— Your instructions —
Output the line that contains "Give me a plain-text" and every line after it to the end of the entries, with nothing added or left out.

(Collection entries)

* * *

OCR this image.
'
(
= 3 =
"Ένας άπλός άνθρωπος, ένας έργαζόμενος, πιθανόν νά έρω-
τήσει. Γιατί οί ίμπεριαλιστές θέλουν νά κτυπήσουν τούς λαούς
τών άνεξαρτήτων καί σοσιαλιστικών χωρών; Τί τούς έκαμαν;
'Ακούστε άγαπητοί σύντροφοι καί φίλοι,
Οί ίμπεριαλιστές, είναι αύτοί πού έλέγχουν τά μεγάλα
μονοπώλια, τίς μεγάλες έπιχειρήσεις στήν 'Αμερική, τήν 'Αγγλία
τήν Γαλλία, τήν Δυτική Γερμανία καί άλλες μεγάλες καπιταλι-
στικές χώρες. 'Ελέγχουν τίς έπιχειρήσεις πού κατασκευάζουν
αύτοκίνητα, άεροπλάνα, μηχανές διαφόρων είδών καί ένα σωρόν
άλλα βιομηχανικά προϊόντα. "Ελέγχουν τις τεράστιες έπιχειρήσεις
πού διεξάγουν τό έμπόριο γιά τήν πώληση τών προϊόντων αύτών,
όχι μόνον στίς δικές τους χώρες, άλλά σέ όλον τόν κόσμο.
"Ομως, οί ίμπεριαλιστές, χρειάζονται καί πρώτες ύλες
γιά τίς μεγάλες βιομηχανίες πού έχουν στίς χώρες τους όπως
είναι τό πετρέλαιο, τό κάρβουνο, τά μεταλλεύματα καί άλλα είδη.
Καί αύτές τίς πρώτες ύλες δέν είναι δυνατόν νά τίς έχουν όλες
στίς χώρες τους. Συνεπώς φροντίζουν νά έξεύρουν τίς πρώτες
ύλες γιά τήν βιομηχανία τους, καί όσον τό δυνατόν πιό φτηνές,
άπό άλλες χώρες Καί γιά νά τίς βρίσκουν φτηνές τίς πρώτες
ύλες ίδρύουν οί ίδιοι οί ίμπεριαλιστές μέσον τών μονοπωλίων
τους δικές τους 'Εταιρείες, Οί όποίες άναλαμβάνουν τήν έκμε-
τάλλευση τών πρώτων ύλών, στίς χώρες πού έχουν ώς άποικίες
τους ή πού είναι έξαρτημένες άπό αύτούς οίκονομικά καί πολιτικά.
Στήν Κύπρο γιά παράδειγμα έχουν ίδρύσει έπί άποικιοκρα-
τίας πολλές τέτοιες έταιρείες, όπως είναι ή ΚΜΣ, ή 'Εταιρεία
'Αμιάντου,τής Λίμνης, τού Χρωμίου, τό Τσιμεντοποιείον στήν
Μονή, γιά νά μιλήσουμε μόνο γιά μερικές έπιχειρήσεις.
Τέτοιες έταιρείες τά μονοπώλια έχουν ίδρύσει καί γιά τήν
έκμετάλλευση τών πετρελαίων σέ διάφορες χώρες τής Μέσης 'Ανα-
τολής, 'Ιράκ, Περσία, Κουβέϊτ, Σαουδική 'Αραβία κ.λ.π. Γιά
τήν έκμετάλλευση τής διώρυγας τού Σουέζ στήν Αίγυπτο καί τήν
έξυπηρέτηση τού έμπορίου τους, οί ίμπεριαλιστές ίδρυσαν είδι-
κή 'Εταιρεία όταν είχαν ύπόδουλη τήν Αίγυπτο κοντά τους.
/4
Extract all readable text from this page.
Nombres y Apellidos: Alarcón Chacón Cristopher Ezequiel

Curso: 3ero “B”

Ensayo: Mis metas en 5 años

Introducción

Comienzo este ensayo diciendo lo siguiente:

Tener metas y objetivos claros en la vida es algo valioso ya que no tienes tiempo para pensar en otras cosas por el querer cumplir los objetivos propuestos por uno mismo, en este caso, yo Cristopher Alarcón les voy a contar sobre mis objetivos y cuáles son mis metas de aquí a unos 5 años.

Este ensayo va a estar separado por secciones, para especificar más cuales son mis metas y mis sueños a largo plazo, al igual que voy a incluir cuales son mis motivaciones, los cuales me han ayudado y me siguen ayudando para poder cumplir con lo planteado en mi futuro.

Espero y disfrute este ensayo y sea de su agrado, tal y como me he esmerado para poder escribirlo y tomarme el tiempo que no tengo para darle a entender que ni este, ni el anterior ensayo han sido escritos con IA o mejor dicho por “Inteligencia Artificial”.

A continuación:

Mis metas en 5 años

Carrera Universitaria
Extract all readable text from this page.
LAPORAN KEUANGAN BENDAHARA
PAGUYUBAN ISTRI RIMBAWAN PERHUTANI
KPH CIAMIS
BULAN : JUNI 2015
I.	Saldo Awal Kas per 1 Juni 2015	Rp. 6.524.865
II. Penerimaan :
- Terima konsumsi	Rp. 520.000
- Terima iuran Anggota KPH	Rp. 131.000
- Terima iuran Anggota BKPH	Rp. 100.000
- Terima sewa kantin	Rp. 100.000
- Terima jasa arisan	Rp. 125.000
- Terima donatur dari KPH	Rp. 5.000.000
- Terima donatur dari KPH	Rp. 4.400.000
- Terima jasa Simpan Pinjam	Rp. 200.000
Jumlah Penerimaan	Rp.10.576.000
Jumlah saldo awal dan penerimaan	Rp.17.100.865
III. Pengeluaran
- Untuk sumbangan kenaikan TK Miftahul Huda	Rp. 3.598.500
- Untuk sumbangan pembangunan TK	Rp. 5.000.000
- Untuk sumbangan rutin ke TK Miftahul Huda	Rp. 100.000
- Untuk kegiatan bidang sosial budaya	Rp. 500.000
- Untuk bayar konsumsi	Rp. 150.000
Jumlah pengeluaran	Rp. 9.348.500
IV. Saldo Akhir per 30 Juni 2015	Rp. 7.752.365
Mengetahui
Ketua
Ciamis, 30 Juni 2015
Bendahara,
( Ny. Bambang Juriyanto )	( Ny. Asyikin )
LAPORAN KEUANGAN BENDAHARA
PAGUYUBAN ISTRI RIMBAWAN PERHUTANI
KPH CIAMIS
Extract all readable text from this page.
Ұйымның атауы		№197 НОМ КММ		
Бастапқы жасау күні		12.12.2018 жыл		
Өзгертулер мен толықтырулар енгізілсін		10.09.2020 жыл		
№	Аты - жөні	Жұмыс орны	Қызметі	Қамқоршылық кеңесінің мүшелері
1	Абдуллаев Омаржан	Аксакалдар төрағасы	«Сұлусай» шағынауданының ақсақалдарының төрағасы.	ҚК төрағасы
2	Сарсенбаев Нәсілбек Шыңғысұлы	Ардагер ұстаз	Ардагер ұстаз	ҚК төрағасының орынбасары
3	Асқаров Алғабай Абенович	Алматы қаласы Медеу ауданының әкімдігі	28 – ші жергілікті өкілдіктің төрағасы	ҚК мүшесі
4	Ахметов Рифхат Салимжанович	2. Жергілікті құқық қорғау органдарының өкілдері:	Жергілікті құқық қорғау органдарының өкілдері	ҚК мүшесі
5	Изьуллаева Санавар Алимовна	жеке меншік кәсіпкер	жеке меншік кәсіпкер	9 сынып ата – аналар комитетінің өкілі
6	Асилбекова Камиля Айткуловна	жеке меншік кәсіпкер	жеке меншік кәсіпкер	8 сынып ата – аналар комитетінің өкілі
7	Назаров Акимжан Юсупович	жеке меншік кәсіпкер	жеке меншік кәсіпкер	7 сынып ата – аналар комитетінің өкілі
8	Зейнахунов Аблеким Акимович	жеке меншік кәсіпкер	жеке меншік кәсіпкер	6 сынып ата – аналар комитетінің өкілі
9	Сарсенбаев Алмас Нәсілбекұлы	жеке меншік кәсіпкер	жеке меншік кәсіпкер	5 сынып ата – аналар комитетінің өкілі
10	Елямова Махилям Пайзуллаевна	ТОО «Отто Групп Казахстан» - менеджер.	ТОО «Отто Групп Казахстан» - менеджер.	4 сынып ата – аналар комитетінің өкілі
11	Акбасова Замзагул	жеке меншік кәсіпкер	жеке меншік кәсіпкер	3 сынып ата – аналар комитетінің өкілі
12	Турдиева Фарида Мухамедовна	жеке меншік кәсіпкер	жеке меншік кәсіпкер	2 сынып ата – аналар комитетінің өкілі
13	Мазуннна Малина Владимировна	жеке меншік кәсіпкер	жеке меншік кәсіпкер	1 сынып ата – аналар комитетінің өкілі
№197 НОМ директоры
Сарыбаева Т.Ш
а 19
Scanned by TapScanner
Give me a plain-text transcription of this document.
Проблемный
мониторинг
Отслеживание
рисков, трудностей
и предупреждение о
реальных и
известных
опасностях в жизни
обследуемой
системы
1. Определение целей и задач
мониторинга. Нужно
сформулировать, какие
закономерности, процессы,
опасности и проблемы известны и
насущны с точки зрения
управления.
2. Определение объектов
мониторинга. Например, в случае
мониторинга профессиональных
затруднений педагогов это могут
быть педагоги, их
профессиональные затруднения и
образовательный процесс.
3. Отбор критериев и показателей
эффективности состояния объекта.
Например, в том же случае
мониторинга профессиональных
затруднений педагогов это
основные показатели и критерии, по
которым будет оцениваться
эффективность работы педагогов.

* * *

— Task response —
Give me a plain-text transcription of this document.
Проблемный
мониторинг
Отслеживание
рисков, трудностей
и предупреждение о
реальных и
известных
опасностях в жизни
обследуемой
системы
1. Определение целей и задач
мониторинга. Нужно
сформулировать, какие
закономерности, процессы,
опасности и проблемы известны и
насущны с точки зрения
управления.
2. Определение объектов
мониторинга. Например, в случае
мониторинга профессиональных
затруднений педагогов это могут
быть педагоги, их
профессиональные затруднения и
образовательный процесс.
3. Отбор критериев и показателей
эффективности состояния объекта.
Например, в том же случае
мониторинга профессиональных
затруднений педагогов это
основные показатели и критерии, по
которым будет оцениваться
эффективность работы педагогов.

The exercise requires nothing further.